Try it ▸
What lines below mention the word "Products"? Copy each one.

(Dataset rows for apps and sites)
= = = =
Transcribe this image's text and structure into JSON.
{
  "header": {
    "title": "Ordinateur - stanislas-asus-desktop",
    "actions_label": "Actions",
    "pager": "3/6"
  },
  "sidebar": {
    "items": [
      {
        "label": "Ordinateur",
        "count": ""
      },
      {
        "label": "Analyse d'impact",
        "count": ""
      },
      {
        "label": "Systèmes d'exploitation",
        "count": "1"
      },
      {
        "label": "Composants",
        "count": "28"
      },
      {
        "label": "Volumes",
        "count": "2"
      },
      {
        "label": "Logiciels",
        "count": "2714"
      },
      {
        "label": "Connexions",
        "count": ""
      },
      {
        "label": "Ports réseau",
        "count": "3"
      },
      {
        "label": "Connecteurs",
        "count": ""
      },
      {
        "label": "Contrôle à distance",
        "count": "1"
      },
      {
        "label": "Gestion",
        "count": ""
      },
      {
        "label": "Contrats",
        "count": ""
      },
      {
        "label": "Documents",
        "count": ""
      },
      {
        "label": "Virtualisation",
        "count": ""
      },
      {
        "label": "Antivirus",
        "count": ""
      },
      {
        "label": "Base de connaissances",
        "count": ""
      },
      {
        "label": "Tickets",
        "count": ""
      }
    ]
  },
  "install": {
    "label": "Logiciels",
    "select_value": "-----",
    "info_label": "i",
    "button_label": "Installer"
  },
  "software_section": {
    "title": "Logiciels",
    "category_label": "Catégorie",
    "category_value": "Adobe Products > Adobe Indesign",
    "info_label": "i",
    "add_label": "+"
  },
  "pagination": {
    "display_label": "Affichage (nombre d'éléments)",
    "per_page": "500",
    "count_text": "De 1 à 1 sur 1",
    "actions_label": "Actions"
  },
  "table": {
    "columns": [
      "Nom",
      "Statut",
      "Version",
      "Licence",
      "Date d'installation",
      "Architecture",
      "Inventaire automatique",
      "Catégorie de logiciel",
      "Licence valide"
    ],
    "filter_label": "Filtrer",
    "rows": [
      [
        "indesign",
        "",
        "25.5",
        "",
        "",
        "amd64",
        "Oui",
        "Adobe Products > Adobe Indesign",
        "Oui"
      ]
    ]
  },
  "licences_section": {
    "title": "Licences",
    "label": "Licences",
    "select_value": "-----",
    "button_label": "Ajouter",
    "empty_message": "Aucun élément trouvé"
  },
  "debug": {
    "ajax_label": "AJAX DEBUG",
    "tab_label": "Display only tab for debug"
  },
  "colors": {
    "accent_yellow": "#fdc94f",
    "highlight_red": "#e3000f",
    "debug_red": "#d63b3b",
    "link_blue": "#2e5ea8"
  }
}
= = = =
Exercise result ▸
    "category_value": "Adobe Products > Adobe Indesign",
        "Adobe Products > Adobe Indesign",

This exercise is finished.